_Goal_
Report all lines from the entries below in which "type" appears.
########################################
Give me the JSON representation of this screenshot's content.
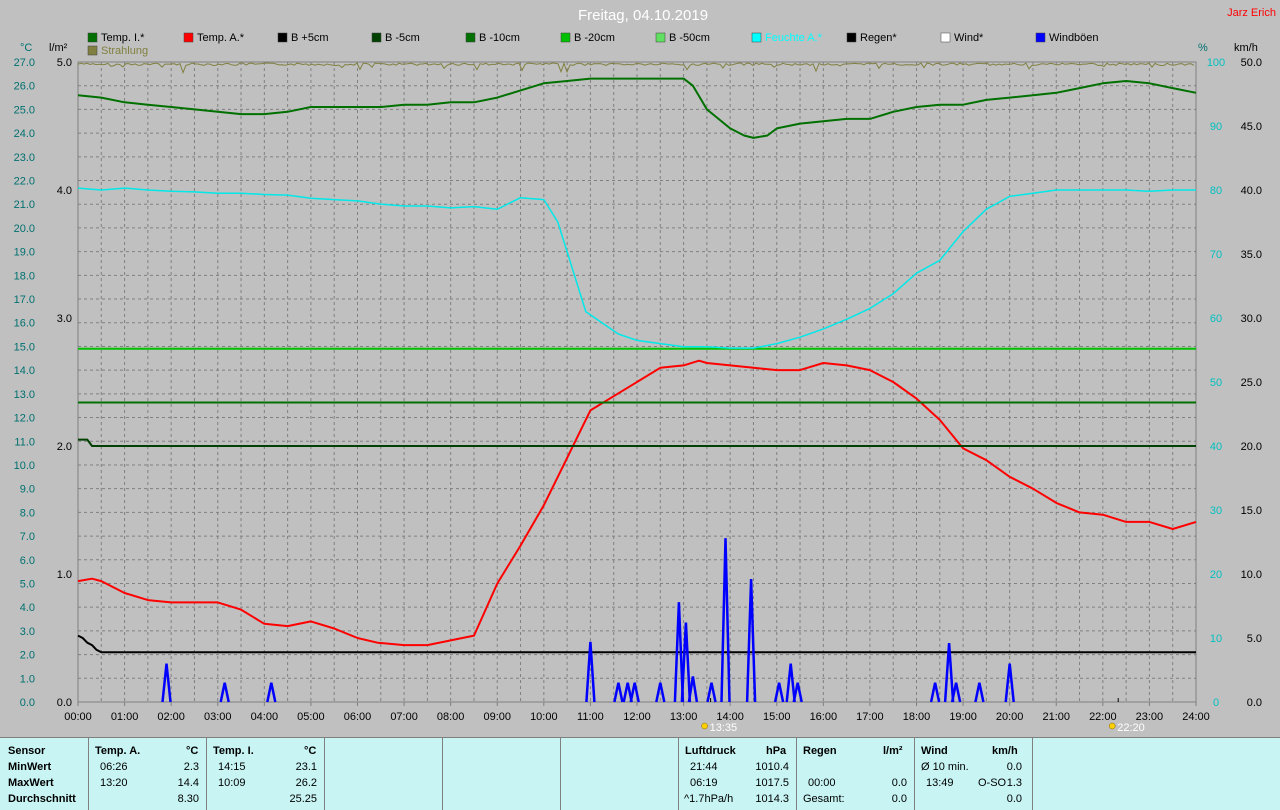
{
  "header": {
    "title": "Freitag, 04.10.2019",
    "author": "Jarz Erich"
  },
  "axes": {
    "left1_unit": "°C",
    "left2_unit": "l/m²",
    "right1_unit": "%",
    "right2_unit": "km/h"
  },
  "legend": [
    {
      "label": "Temp. I.*",
      "color": "#007000"
    },
    {
      "label": "Temp. A.*",
      "color": "#ff0000"
    },
    {
      "label": "B +5cm",
      "color": "#000000"
    },
    {
      "label": "B -5cm",
      "color": "#004000"
    },
    {
      "label": "B -10cm",
      "color": "#007000"
    },
    {
      "label": "B -20cm",
      "color": "#00c000"
    },
    {
      "label": "B -50cm",
      "color": "#60e060"
    },
    {
      "label": "Feuchte A.*",
      "color": "#00ffff"
    },
    {
      "label": "Regen*",
      "color": "#000000"
    },
    {
      "label": "Wind*",
      "color": "#ffffff"
    },
    {
      "label": "Windböen",
      "color": "#0000ff"
    },
    {
      "label": "Strahlung",
      "color": "#808040"
    }
  ],
  "chart_data": {
    "type": "line",
    "x_unit": "hours",
    "xlim": [
      0,
      24
    ],
    "x_ticks": [
      "00:00",
      "01:00",
      "02:00",
      "03:00",
      "04:00",
      "05:00",
      "06:00",
      "07:00",
      "08:00",
      "09:00",
      "10:00",
      "11:00",
      "12:00",
      "13:00",
      "14:00",
      "15:00",
      "16:00",
      "17:00",
      "18:00",
      "19:00",
      "20:00",
      "21:00",
      "22:00",
      "23:00",
      "24:00"
    ],
    "left1": {
      "unit": "°C",
      "ylim": [
        0,
        27
      ],
      "ticks": [
        "0.0",
        "1.0",
        "2.0",
        "3.0",
        "4.0",
        "5.0",
        "6.0",
        "7.0",
        "8.0",
        "9.0",
        "10.0",
        "11.0",
        "12.0",
        "13.0",
        "14.0",
        "15.0",
        "16.0",
        "17.0",
        "18.0",
        "19.0",
        "20.0",
        "21.0",
        "22.0",
        "23.0",
        "24.0",
        "25.0",
        "26.0",
        "27.0"
      ]
    },
    "left2": {
      "unit": "l/m²",
      "ylim": [
        0,
        5
      ],
      "ticks": [
        "0.0",
        "1.0",
        "2.0",
        "3.0",
        "4.0",
        "5.0"
      ]
    },
    "right1": {
      "unit": "%",
      "ylim": [
        0,
        100
      ],
      "ticks": [
        "0",
        "10",
        "20",
        "30",
        "40",
        "50",
        "60",
        "70",
        "80",
        "90",
        "100"
      ]
    },
    "right2": {
      "unit": "km/h",
      "ylim": [
        0,
        50
      ],
      "ticks": [
        "0.0",
        "5.0",
        "10.0",
        "15.0",
        "20.0",
        "25.0",
        "30.0",
        "35.0",
        "40.0",
        "45.0",
        "50.0"
      ]
    },
    "grid": true,
    "annotations": [
      {
        "x": 13.58,
        "label": "13:35"
      },
      {
        "x": 22.33,
        "label": "22:20"
      }
    ],
    "series": [
      {
        "name": "Temp. I.*",
        "axis": "left1",
        "color": "#007000",
        "width": 2,
        "x": [
          0,
          0.5,
          1,
          1.5,
          2,
          2.5,
          3,
          3.5,
          4,
          4.5,
          5,
          5.5,
          6,
          6.5,
          7,
          7.5,
          8,
          8.5,
          9,
          9.5,
          10,
          10.5,
          11,
          11.5,
          12,
          12.5,
          13,
          13.2,
          13.5,
          14,
          14.3,
          14.5,
          14.8,
          15,
          15.5,
          16,
          16.5,
          17,
          17.5,
          18,
          18.5,
          19,
          19.5,
          20,
          20.5,
          21,
          21.5,
          22,
          22.5,
          23,
          23.5,
          24
        ],
        "y": [
          25.6,
          25.5,
          25.3,
          25.2,
          25.1,
          25.0,
          24.9,
          24.8,
          24.8,
          24.9,
          25.1,
          25.1,
          25.1,
          25.1,
          25.2,
          25.2,
          25.3,
          25.3,
          25.5,
          25.8,
          26.1,
          26.2,
          26.3,
          26.3,
          26.3,
          26.3,
          26.3,
          26.0,
          25.0,
          24.2,
          23.9,
          23.8,
          23.9,
          24.2,
          24.4,
          24.5,
          24.6,
          24.6,
          24.9,
          25.1,
          25.2,
          25.2,
          25.4,
          25.5,
          25.6,
          25.7,
          25.9,
          26.1,
          26.2,
          26.1,
          25.9,
          25.7
        ]
      },
      {
        "name": "Temp. A.*",
        "axis": "left1",
        "color": "#ff0000",
        "width": 2,
        "x": [
          0,
          0.3,
          0.5,
          1,
          1.5,
          2,
          2.5,
          3,
          3.5,
          4,
          4.5,
          5,
          5.5,
          6,
          6.43,
          7,
          7.5,
          8,
          8.5,
          9,
          9.5,
          10,
          10.5,
          11,
          11.5,
          12,
          12.5,
          13,
          13.33,
          13.5,
          14,
          14.5,
          15,
          15.5,
          16,
          16.5,
          17,
          17.5,
          18,
          18.5,
          19,
          19.5,
          20,
          20.5,
          21,
          21.5,
          22,
          22.5,
          23,
          23.5,
          24
        ],
        "y": [
          5.1,
          5.2,
          5.1,
          4.6,
          4.3,
          4.2,
          4.2,
          4.2,
          3.9,
          3.3,
          3.2,
          3.4,
          3.1,
          2.7,
          2.5,
          2.4,
          2.4,
          2.6,
          2.8,
          5.0,
          6.6,
          8.3,
          10.3,
          12.3,
          12.9,
          13.5,
          14.1,
          14.2,
          14.4,
          14.3,
          14.2,
          14.1,
          14.0,
          14.0,
          14.3,
          14.2,
          14.0,
          13.5,
          12.8,
          11.9,
          10.7,
          10.2,
          9.5,
          9.0,
          8.4,
          8.0,
          7.9,
          7.6,
          7.6,
          7.3,
          7.6
        ]
      },
      {
        "name": "B +5cm",
        "axis": "left1",
        "color": "#000000",
        "width": 2,
        "x": [
          0,
          0.1,
          0.2,
          0.3,
          0.4,
          0.5,
          24
        ],
        "y": [
          2.8,
          2.7,
          2.5,
          2.4,
          2.2,
          2.1,
          2.1
        ]
      },
      {
        "name": "B -5cm",
        "axis": "left2",
        "color": "#004000",
        "width": 2,
        "x": [
          0,
          0.2,
          0.3,
          24
        ],
        "y": [
          2.05,
          2.05,
          2.0,
          2.0
        ]
      },
      {
        "name": "B -10cm",
        "axis": "left2",
        "color": "#007000",
        "width": 2,
        "x": [
          0,
          24
        ],
        "y": [
          2.34,
          2.34
        ]
      },
      {
        "name": "B -20cm",
        "axis": "left2",
        "color": "#00c000",
        "width": 2,
        "x": [
          0,
          24
        ],
        "y": [
          2.76,
          2.76
        ]
      },
      {
        "name": "Feuchte A.*",
        "axis": "right1",
        "color": "#00e8e8",
        "width": 1.5,
        "x": [
          0,
          0.5,
          1,
          1.5,
          2,
          2.5,
          3,
          3.5,
          4,
          4.5,
          5,
          5.5,
          6,
          6.5,
          7,
          7.5,
          8,
          8.5,
          9,
          9.5,
          10,
          10.3,
          10.6,
          10.9,
          11.2,
          11.6,
          12,
          12.5,
          13,
          13.5,
          14,
          14.5,
          15,
          15.5,
          16,
          16.5,
          17,
          17.5,
          18,
          18.5,
          19,
          19.5,
          20,
          20.5,
          21,
          21.5,
          22,
          22.5,
          23,
          23.5,
          24
        ],
        "y": [
          80.3,
          80.0,
          80.3,
          80.0,
          79.8,
          79.7,
          79.5,
          79.5,
          79.3,
          79.2,
          78.7,
          78.5,
          78.3,
          77.8,
          77.5,
          77.5,
          77.2,
          77.4,
          77.0,
          78.8,
          78.5,
          75.0,
          68.0,
          61.0,
          59.5,
          57.5,
          56.5,
          56.0,
          55.5,
          55.5,
          55.3,
          55.3,
          56.0,
          57.0,
          58.3,
          59.8,
          61.5,
          63.8,
          67.0,
          69.0,
          73.5,
          77.0,
          79.0,
          79.5,
          80.0,
          80.0,
          80.0,
          80.0,
          79.8,
          80.0,
          80.0
        ]
      },
      {
        "name": "Windböen",
        "axis": "right2",
        "color": "#0000ff",
        "width": 2.5,
        "type": "spikes",
        "x": [
          1.9,
          3.15,
          4.15,
          11.0,
          11.6,
          11.8,
          11.95,
          12.5,
          12.9,
          13.05,
          13.2,
          13.6,
          13.9,
          14.45,
          15.05,
          15.3,
          15.45,
          18.4,
          18.7,
          18.85,
          19.35,
          20.0
        ],
        "y": [
          3.0,
          1.5,
          1.5,
          4.7,
          1.5,
          1.5,
          1.5,
          1.5,
          7.8,
          6.2,
          2.0,
          1.5,
          12.8,
          9.6,
          1.5,
          3.0,
          1.5,
          1.5,
          4.6,
          1.5,
          1.5,
          3.0
        ]
      },
      {
        "name": "Strahlung",
        "axis": "right1",
        "color": "#808040",
        "width": 1,
        "type": "noisy_top",
        "x": [
          0,
          24
        ],
        "y": [
          99.0,
          99.0
        ]
      }
    ]
  },
  "summary": {
    "sensor": {
      "header": "Sensor",
      "rows": [
        "MinWert",
        "MaxWert",
        "Durchschnitt"
      ]
    },
    "temp_a": {
      "header": "Temp. A.",
      "unit": "°C",
      "min_time": "06:26",
      "min_val": "2.3",
      "max_time": "13:20",
      "max_val": "14.4",
      "avg": "8.30"
    },
    "temp_i": {
      "header": "Temp. I.",
      "unit": "°C",
      "min_time": "14:15",
      "min_val": "23.1",
      "max_time": "10:09",
      "max_val": "26.2",
      "avg": "25.25"
    },
    "luftdruck": {
      "header": "Luftdruck",
      "unit": "hPa",
      "r1_time": "21:44",
      "r1_val": "1010.4",
      "r2_time": "06:19",
      "r2_val": "1017.5",
      "r3_time": "^1.7hPa/h",
      "r3_val": "1014.3"
    },
    "regen": {
      "header": "Regen",
      "unit": "l/m²",
      "r2_time": "00:00",
      "r2_val": "0.0",
      "r3_label": "Gesamt:",
      "r3_val": "0.0"
    },
    "wind": {
      "header": "Wind",
      "unit": "km/h",
      "r1_label": "Ø 10 min.",
      "r1_val": "0.0",
      "r2_time": "13:49",
      "r2_dir": "O-SO",
      "r2_val": "1.3",
      "r3_val": "0.0"
    }
  }
}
########################################
_In response_
    "type": "line",
        "type": "spikes",
        "type": "noisy_top",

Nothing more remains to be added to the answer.